#### Dataset excerpts:
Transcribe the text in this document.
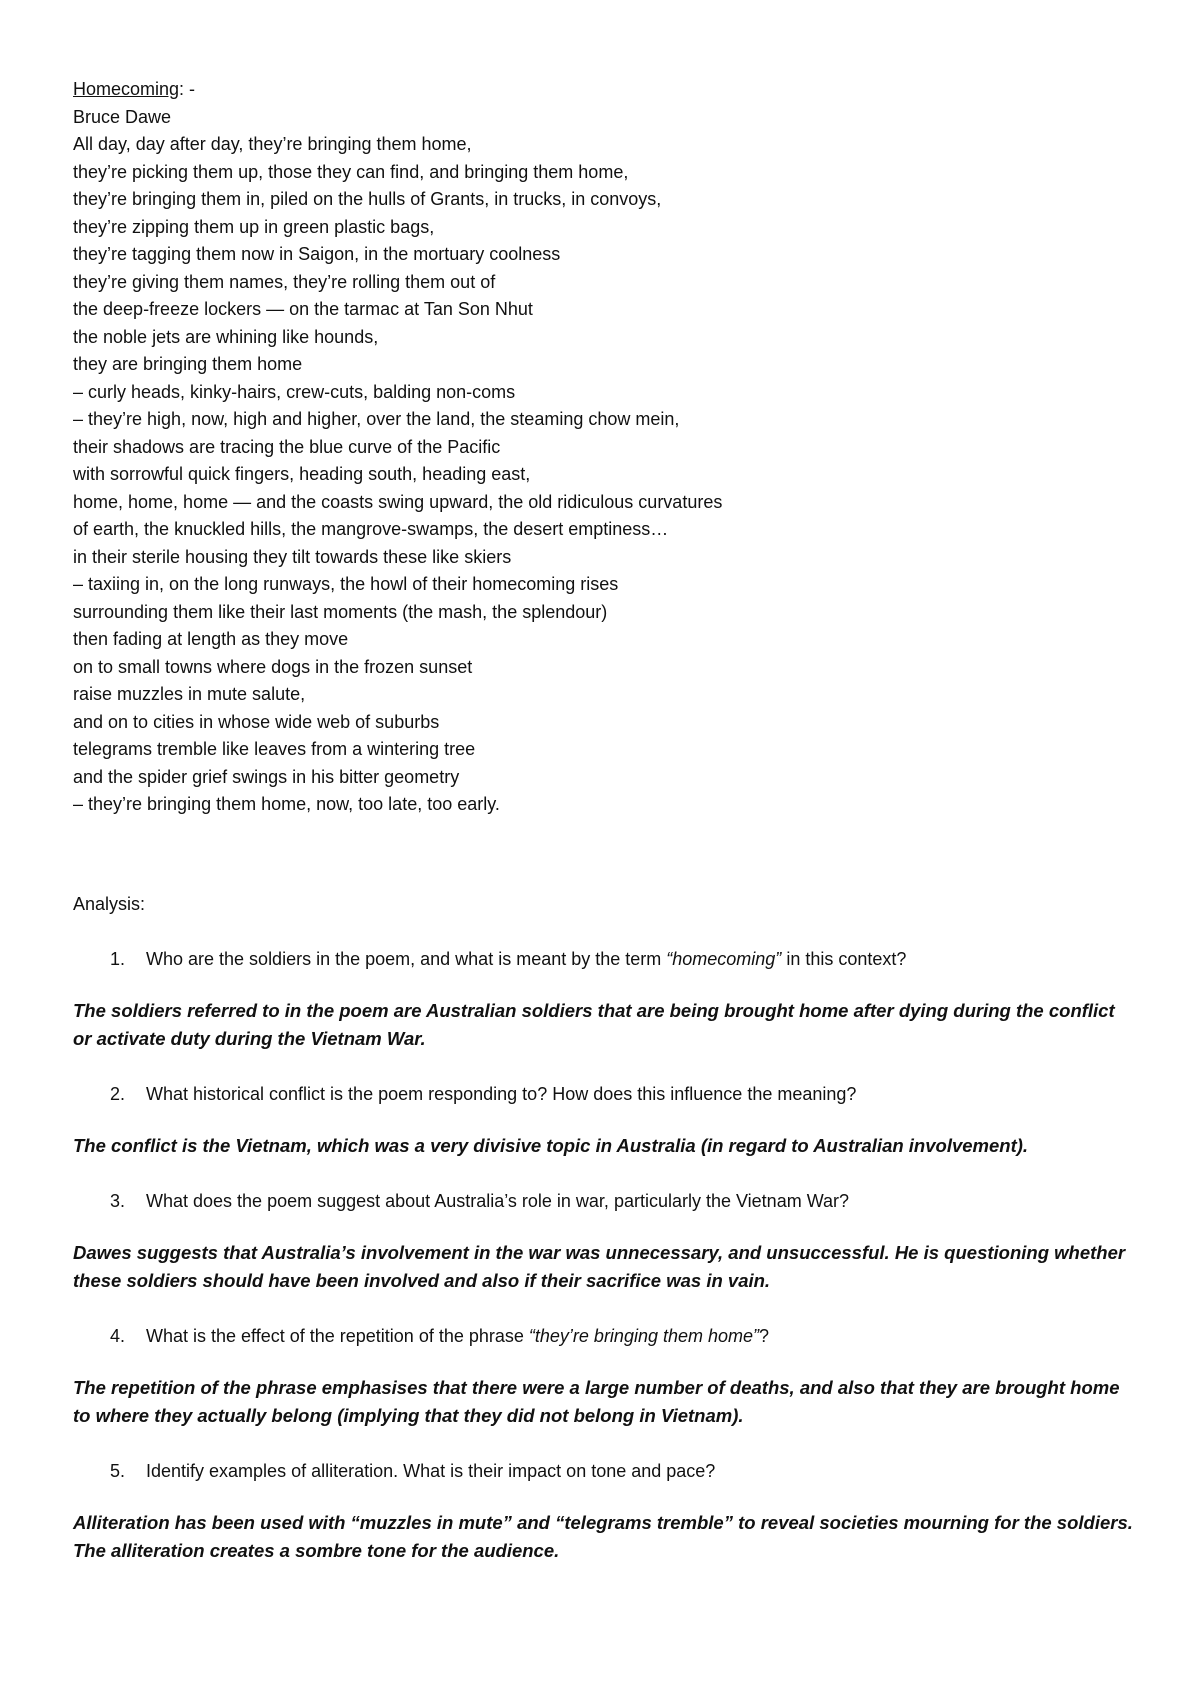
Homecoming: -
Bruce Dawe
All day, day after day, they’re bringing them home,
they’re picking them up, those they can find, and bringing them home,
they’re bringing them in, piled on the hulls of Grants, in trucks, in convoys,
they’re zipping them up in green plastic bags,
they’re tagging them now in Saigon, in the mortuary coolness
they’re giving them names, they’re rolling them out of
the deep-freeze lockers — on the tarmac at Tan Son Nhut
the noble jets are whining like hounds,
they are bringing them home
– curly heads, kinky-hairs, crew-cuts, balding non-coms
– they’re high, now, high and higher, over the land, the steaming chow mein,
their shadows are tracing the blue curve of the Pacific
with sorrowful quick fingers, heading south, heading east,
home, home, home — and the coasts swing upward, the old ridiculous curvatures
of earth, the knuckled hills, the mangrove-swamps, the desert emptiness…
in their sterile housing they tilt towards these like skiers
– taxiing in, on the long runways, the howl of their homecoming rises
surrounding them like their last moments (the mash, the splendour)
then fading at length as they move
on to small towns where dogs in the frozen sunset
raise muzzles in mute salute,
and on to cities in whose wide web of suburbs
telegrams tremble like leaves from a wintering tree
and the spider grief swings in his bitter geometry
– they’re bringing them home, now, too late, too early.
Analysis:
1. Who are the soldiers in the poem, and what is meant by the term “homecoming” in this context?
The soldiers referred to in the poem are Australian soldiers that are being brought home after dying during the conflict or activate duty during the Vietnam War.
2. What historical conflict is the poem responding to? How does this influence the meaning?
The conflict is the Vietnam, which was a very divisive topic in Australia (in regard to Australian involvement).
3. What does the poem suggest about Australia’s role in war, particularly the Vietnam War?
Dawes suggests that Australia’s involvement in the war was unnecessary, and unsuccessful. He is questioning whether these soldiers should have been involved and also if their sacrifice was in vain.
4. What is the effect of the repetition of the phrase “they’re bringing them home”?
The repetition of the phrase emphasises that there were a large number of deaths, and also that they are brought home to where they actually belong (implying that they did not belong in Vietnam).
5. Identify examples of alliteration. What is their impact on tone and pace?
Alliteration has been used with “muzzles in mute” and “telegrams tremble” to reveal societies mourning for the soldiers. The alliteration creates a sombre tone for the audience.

#### Exercise description:
Locate each line containing the string "where" and show it.

#### Written response:
on to small towns where dogs in the frozen sunset
The repetition of the phrase emphasises that there were a large number of deaths, and also that they are brought home to where they actually belong (implying that they did not belong in Vietnam).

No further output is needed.